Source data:
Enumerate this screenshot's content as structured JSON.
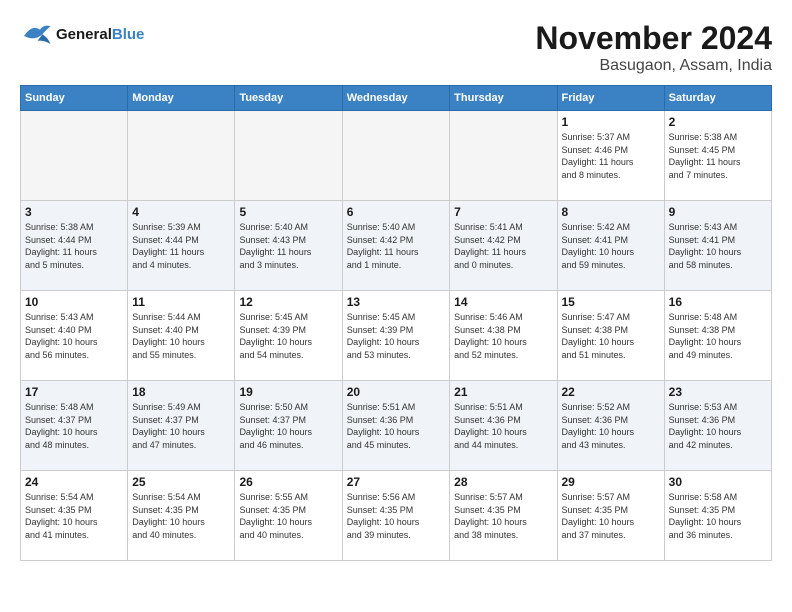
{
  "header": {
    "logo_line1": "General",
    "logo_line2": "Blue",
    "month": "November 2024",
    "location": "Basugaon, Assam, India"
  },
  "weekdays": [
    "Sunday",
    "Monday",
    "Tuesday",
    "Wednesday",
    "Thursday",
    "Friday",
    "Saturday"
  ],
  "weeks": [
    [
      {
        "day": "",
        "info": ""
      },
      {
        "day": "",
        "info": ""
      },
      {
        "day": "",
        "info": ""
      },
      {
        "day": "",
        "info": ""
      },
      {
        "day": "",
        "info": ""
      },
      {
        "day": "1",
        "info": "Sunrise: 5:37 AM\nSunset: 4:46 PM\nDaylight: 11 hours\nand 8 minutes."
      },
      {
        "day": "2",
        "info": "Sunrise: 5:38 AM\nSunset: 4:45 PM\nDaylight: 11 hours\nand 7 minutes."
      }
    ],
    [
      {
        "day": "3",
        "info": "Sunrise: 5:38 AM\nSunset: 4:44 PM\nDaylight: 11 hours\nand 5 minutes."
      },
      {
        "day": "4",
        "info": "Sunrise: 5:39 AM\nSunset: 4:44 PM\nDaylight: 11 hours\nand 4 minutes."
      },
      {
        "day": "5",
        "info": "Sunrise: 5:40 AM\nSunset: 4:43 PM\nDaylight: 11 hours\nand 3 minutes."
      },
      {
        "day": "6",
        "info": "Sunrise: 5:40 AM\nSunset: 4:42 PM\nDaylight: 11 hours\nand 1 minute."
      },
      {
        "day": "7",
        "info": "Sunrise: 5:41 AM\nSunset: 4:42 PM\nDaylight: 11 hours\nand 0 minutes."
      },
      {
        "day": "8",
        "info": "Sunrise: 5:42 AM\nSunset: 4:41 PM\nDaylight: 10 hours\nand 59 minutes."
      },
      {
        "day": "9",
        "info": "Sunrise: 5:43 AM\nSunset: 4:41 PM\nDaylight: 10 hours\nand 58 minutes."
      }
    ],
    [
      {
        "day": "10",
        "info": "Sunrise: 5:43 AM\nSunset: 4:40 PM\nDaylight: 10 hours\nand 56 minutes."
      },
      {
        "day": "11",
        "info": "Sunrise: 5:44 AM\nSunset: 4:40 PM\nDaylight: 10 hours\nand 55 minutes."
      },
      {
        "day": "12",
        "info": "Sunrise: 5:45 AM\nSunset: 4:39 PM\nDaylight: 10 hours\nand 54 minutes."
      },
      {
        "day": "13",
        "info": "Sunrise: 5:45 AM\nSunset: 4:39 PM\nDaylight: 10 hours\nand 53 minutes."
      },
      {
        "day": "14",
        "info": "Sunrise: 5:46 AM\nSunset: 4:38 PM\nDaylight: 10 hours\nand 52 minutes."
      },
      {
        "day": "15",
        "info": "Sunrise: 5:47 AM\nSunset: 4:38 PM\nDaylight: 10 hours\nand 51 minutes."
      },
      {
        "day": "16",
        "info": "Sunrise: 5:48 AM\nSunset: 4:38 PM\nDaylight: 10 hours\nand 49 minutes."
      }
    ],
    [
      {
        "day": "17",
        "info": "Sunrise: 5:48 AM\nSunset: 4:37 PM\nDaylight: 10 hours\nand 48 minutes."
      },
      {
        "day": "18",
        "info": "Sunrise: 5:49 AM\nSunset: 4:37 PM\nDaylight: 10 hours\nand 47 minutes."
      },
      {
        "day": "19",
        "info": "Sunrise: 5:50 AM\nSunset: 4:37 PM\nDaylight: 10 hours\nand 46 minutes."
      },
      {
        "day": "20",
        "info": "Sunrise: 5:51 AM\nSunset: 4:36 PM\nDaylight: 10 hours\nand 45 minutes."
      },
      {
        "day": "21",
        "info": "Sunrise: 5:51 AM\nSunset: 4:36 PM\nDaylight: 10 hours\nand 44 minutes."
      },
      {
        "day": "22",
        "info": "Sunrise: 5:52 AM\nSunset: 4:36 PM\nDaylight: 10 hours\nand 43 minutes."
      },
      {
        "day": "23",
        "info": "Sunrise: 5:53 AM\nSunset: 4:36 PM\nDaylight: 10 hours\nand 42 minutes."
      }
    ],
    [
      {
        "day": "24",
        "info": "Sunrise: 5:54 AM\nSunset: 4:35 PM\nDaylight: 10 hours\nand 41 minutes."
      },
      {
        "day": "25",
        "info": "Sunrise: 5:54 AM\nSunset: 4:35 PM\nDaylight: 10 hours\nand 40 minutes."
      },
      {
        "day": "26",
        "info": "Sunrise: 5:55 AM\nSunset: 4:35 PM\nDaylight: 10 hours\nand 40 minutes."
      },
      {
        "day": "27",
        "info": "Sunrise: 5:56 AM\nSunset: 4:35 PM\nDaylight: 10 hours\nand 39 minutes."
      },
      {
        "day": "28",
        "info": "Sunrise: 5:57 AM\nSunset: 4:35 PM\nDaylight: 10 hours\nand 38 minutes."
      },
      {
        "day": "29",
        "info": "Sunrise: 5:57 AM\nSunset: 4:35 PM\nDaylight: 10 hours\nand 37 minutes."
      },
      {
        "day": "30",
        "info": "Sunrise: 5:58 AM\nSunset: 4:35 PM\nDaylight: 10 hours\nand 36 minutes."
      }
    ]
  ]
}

- [Required task] Exclude every picture and copy the remaining data exactly.

- [Task solution]
Enumerate this screenshot's content as structured JSON.
{
  "header": {
    "logo_line1": "General",
    "logo_line2": "Blue",
    "month": "November 2024",
    "location": "Basugaon, Assam, India"
  },
  "weekdays": [
    "Sunday",
    "Monday",
    "Tuesday",
    "Wednesday",
    "Thursday",
    "Friday",
    "Saturday"
  ],
  "weeks": [
    [
      {
        "day": "",
        "info": ""
      },
      {
        "day": "",
        "info": ""
      },
      {
        "day": "",
        "info": ""
      },
      {
        "day": "",
        "info": ""
      },
      {
        "day": "",
        "info": ""
      },
      {
        "day": "1",
        "info": "Sunrise: 5:37 AM\nSunset: 4:46 PM\nDaylight: 11 hours\nand 8 minutes."
      },
      {
        "day": "2",
        "info": "Sunrise: 5:38 AM\nSunset: 4:45 PM\nDaylight: 11 hours\nand 7 minutes."
      }
    ],
    [
      {
        "day": "3",
        "info": "Sunrise: 5:38 AM\nSunset: 4:44 PM\nDaylight: 11 hours\nand 5 minutes."
      },
      {
        "day": "4",
        "info": "Sunrise: 5:39 AM\nSunset: 4:44 PM\nDaylight: 11 hours\nand 4 minutes."
      },
      {
        "day": "5",
        "info": "Sunrise: 5:40 AM\nSunset: 4:43 PM\nDaylight: 11 hours\nand 3 minutes."
      },
      {
        "day": "6",
        "info": "Sunrise: 5:40 AM\nSunset: 4:42 PM\nDaylight: 11 hours\nand 1 minute."
      },
      {
        "day": "7",
        "info": "Sunrise: 5:41 AM\nSunset: 4:42 PM\nDaylight: 11 hours\nand 0 minutes."
      },
      {
        "day": "8",
        "info": "Sunrise: 5:42 AM\nSunset: 4:41 PM\nDaylight: 10 hours\nand 59 minutes."
      },
      {
        "day": "9",
        "info": "Sunrise: 5:43 AM\nSunset: 4:41 PM\nDaylight: 10 hours\nand 58 minutes."
      }
    ],
    [
      {
        "day": "10",
        "info": "Sunrise: 5:43 AM\nSunset: 4:40 PM\nDaylight: 10 hours\nand 56 minutes."
      },
      {
        "day": "11",
        "info": "Sunrise: 5:44 AM\nSunset: 4:40 PM\nDaylight: 10 hours\nand 55 minutes."
      },
      {
        "day": "12",
        "info": "Sunrise: 5:45 AM\nSunset: 4:39 PM\nDaylight: 10 hours\nand 54 minutes."
      },
      {
        "day": "13",
        "info": "Sunrise: 5:45 AM\nSunset: 4:39 PM\nDaylight: 10 hours\nand 53 minutes."
      },
      {
        "day": "14",
        "info": "Sunrise: 5:46 AM\nSunset: 4:38 PM\nDaylight: 10 hours\nand 52 minutes."
      },
      {
        "day": "15",
        "info": "Sunrise: 5:47 AM\nSunset: 4:38 PM\nDaylight: 10 hours\nand 51 minutes."
      },
      {
        "day": "16",
        "info": "Sunrise: 5:48 AM\nSunset: 4:38 PM\nDaylight: 10 hours\nand 49 minutes."
      }
    ],
    [
      {
        "day": "17",
        "info": "Sunrise: 5:48 AM\nSunset: 4:37 PM\nDaylight: 10 hours\nand 48 minutes."
      },
      {
        "day": "18",
        "info": "Sunrise: 5:49 AM\nSunset: 4:37 PM\nDaylight: 10 hours\nand 47 minutes."
      },
      {
        "day": "19",
        "info": "Sunrise: 5:50 AM\nSunset: 4:37 PM\nDaylight: 10 hours\nand 46 minutes."
      },
      {
        "day": "20",
        "info": "Sunrise: 5:51 AM\nSunset: 4:36 PM\nDaylight: 10 hours\nand 45 minutes."
      },
      {
        "day": "21",
        "info": "Sunrise: 5:51 AM\nSunset: 4:36 PM\nDaylight: 10 hours\nand 44 minutes."
      },
      {
        "day": "22",
        "info": "Sunrise: 5:52 AM\nSunset: 4:36 PM\nDaylight: 10 hours\nand 43 minutes."
      },
      {
        "day": "23",
        "info": "Sunrise: 5:53 AM\nSunset: 4:36 PM\nDaylight: 10 hours\nand 42 minutes."
      }
    ],
    [
      {
        "day": "24",
        "info": "Sunrise: 5:54 AM\nSunset: 4:35 PM\nDaylight: 10 hours\nand 41 minutes."
      },
      {
        "day": "25",
        "info": "Sunrise: 5:54 AM\nSunset: 4:35 PM\nDaylight: 10 hours\nand 40 minutes."
      },
      {
        "day": "26",
        "info": "Sunrise: 5:55 AM\nSunset: 4:35 PM\nDaylight: 10 hours\nand 40 minutes."
      },
      {
        "day": "27",
        "info": "Sunrise: 5:56 AM\nSunset: 4:35 PM\nDaylight: 10 hours\nand 39 minutes."
      },
      {
        "day": "28",
        "info": "Sunrise: 5:57 AM\nSunset: 4:35 PM\nDaylight: 10 hours\nand 38 minutes."
      },
      {
        "day": "29",
        "info": "Sunrise: 5:57 AM\nSunset: 4:35 PM\nDaylight: 10 hours\nand 37 minutes."
      },
      {
        "day": "30",
        "info": "Sunrise: 5:58 AM\nSunset: 4:35 PM\nDaylight: 10 hours\nand 36 minutes."
      }
    ]
  ]
}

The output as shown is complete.